Stored items

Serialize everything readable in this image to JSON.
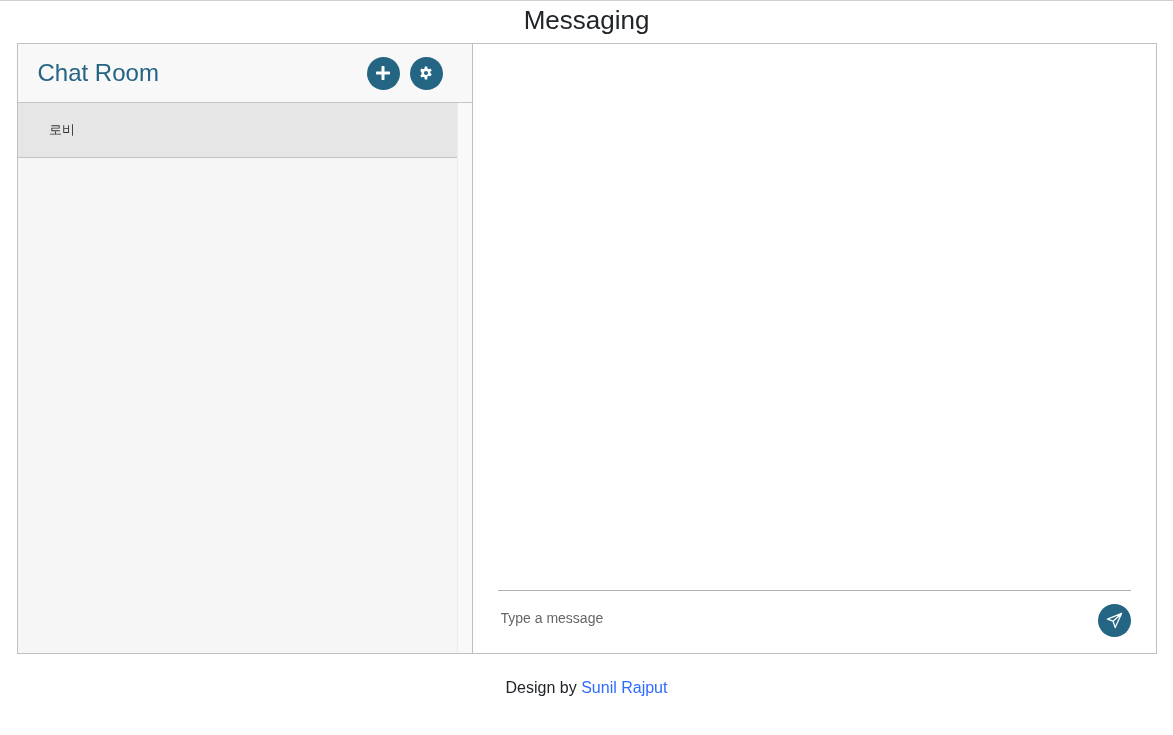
{
  "page_title": "Messaging",
  "sidebar": {
    "title": "Chat Room",
    "rooms": [
      {
        "name": "로비",
        "selected": true
      }
    ]
  },
  "composer": {
    "placeholder": "Type a message"
  },
  "footer": {
    "text": "Design by",
    "link": "Sunil Rajput"
  }
}
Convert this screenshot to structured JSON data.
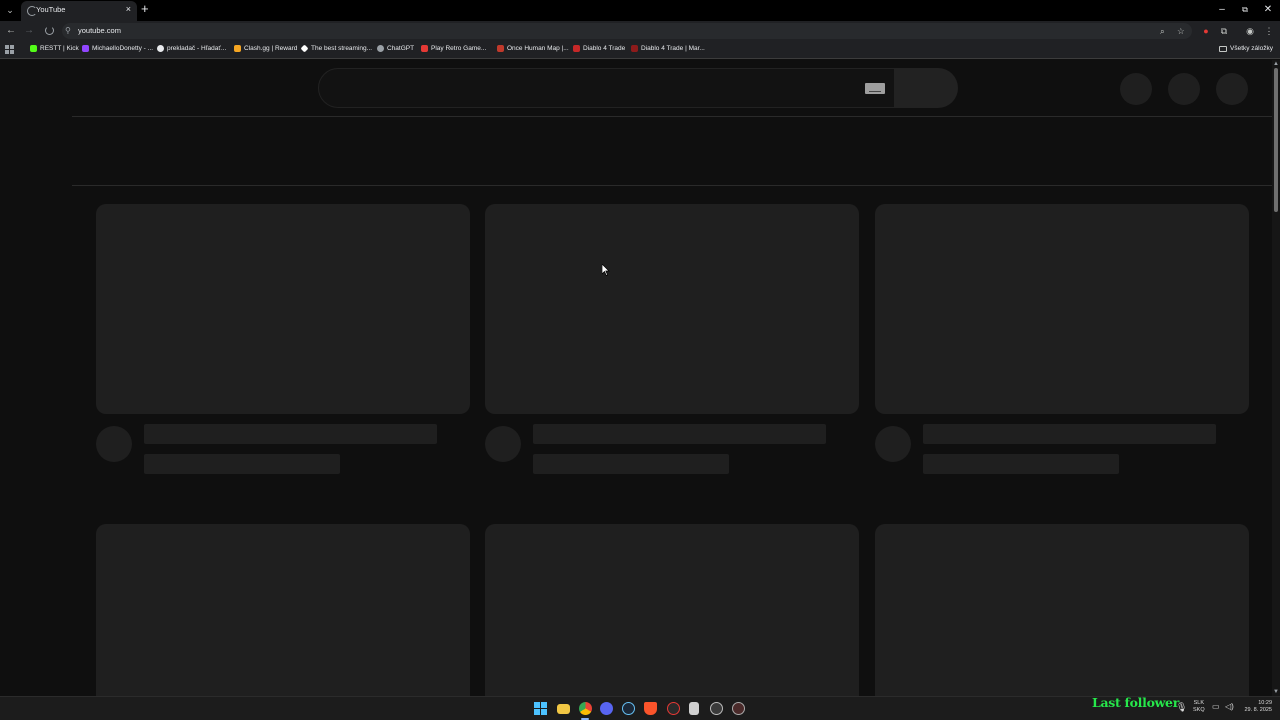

(Stated task):
Reproduce the entries above exactly. Do not include the images.

(Finished answer):
Serialize everything readable in this image to JSON.
{
  "page_title": "Messaging",
  "sidebar": {
    "title": "Chat Room",
    "rooms": [
      {
        "name": "로비",
        "selected": true
      }
    ]
  },
  "composer": {
    "placeholder": "Type a message"
  },
  "footer": {
    "text": "Design by",
    "link": "Sunil Rajput"
  }
}
Convert this screenshot to structured JSON data.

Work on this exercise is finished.